Exercise input:
# # # # # # #

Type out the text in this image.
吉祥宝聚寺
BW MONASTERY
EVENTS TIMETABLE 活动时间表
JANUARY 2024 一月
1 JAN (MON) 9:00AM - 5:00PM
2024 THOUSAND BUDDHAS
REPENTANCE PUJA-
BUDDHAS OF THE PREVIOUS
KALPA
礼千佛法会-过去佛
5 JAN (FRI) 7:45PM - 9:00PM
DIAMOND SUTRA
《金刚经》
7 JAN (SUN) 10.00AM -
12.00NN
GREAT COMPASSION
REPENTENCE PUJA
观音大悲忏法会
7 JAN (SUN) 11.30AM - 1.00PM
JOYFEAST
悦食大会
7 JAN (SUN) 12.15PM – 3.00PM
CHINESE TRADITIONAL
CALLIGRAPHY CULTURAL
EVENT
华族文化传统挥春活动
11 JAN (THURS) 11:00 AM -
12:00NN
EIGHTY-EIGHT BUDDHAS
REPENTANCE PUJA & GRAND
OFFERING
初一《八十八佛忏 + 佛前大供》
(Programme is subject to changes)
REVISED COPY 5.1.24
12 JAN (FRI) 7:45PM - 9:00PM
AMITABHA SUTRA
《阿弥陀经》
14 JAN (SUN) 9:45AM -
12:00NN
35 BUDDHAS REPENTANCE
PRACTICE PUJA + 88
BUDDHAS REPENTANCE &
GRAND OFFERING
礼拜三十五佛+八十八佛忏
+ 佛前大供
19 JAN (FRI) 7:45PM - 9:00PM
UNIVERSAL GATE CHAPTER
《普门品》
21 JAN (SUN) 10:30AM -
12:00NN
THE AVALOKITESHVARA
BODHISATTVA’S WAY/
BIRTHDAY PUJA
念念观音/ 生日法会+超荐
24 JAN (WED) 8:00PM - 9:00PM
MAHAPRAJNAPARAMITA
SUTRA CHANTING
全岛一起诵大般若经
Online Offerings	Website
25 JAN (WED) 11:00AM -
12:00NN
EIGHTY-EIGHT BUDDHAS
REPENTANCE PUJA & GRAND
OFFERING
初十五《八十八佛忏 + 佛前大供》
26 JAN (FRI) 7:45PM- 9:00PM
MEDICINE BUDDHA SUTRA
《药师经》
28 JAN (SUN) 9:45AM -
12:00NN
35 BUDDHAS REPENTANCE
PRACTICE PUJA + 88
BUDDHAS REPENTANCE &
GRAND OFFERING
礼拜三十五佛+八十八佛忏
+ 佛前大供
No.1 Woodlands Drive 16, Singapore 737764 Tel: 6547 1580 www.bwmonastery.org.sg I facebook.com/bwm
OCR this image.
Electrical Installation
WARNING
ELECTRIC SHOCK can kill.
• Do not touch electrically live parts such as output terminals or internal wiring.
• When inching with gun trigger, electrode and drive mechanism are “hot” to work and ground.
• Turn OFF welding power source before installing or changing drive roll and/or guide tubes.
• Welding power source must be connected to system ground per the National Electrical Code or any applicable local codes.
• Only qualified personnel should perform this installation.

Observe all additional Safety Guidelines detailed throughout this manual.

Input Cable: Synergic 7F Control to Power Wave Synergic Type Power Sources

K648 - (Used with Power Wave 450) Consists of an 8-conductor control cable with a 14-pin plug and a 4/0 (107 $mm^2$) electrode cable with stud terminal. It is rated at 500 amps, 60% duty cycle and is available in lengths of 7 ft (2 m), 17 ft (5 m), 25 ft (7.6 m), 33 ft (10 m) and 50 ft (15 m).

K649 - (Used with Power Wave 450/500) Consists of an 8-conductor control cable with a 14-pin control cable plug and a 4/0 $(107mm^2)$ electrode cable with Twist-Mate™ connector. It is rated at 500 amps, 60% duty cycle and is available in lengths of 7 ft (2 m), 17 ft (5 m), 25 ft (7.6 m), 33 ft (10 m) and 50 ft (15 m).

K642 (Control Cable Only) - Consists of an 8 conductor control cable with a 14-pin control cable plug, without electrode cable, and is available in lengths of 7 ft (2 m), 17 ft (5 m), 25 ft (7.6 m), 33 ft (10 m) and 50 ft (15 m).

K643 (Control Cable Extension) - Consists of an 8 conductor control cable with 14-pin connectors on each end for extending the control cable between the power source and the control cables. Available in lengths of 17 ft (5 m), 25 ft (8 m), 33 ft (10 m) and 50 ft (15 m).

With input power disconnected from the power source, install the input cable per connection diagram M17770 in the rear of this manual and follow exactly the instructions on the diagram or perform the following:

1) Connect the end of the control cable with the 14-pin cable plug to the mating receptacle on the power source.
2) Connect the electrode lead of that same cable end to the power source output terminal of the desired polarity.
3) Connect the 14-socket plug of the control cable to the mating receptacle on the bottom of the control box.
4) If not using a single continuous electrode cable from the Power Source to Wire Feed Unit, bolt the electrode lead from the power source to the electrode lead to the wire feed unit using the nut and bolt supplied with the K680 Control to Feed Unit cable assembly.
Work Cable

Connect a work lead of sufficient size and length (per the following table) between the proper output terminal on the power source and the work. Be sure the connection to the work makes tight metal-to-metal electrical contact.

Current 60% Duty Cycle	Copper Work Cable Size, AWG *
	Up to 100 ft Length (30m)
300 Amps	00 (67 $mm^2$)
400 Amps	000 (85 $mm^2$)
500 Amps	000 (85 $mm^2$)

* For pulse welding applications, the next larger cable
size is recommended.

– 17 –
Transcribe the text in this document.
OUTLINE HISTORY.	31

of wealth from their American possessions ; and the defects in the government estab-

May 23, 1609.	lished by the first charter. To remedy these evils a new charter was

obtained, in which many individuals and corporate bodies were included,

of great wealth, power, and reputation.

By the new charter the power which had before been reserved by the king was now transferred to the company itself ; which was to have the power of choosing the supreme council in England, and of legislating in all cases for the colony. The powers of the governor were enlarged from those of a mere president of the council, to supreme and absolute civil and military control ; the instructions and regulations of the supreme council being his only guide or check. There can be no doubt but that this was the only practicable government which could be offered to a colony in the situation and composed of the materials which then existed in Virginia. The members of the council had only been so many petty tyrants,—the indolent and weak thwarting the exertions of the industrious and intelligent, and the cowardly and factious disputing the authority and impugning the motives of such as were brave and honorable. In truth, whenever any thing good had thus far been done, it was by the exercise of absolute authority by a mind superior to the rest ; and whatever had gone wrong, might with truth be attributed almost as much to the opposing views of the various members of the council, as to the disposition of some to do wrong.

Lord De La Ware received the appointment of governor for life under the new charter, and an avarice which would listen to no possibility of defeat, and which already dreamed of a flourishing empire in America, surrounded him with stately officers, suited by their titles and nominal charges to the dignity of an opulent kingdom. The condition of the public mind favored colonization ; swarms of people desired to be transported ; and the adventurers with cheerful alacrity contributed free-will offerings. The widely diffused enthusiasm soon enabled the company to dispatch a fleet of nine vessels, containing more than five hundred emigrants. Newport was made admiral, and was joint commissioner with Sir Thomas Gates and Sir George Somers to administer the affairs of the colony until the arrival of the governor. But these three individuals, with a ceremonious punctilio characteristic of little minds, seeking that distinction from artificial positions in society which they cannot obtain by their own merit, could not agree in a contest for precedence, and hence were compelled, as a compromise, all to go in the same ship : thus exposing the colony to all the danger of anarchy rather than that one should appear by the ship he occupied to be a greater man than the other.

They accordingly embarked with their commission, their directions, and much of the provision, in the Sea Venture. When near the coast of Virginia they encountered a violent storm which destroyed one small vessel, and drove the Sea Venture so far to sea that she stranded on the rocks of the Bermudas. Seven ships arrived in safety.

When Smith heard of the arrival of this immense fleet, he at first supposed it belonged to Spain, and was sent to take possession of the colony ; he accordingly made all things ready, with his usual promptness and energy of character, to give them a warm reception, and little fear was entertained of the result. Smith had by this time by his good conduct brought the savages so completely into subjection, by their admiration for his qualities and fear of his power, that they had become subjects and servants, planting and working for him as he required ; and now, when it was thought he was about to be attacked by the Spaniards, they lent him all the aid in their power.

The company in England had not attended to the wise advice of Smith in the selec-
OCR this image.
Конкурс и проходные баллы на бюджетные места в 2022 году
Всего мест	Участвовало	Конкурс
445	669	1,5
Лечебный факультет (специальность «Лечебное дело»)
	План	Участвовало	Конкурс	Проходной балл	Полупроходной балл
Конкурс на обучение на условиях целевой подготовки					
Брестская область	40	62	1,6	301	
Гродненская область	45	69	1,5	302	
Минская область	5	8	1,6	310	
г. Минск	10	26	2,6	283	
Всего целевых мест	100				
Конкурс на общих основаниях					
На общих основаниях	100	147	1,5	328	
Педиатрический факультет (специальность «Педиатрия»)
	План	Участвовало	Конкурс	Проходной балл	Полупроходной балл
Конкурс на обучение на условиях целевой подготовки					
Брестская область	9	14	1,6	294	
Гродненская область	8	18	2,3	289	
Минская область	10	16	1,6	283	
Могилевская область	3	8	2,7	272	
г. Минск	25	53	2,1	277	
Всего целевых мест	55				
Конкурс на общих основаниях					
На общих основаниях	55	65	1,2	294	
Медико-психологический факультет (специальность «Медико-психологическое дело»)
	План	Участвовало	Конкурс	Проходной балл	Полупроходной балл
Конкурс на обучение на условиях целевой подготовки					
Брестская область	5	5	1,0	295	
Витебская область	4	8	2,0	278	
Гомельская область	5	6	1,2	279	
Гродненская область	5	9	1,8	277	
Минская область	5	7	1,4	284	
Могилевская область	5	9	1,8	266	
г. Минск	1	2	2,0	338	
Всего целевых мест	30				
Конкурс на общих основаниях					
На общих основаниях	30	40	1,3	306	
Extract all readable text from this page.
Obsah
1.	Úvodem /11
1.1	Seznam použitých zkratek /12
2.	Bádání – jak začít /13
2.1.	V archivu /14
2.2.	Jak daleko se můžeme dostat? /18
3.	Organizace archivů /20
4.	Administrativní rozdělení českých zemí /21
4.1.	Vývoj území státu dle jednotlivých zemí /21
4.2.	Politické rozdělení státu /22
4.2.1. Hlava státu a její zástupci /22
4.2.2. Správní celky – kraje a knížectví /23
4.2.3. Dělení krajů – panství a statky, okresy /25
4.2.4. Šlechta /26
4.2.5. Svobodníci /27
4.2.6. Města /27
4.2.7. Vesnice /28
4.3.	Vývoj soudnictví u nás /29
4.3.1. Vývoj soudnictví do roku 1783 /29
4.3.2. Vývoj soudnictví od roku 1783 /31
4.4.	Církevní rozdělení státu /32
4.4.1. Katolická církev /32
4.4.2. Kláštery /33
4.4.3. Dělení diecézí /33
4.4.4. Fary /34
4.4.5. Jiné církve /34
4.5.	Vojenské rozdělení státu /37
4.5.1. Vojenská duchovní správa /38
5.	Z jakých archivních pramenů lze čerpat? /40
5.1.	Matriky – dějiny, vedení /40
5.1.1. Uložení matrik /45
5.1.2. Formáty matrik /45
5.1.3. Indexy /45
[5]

# # # # # # #

Given instruction:
Pick out all the lines with the word "between" in them and copy them.

Correct result:
K643 (Control Cable Extension) - Consists of an 8 conductor control cable with 14-pin connectors on each end for extending the control cable between the power source and the control cables. Available in lengths of 17 ft (5 m), 25 ft (8 m), 33 ft (10 m) and 50 ft (15 m).
Connect a work lead of sufficient size and length (per the following table) between the proper output terminal on the power source and the work. Be sure the connection to the work makes tight metal-to-metal electrical contact.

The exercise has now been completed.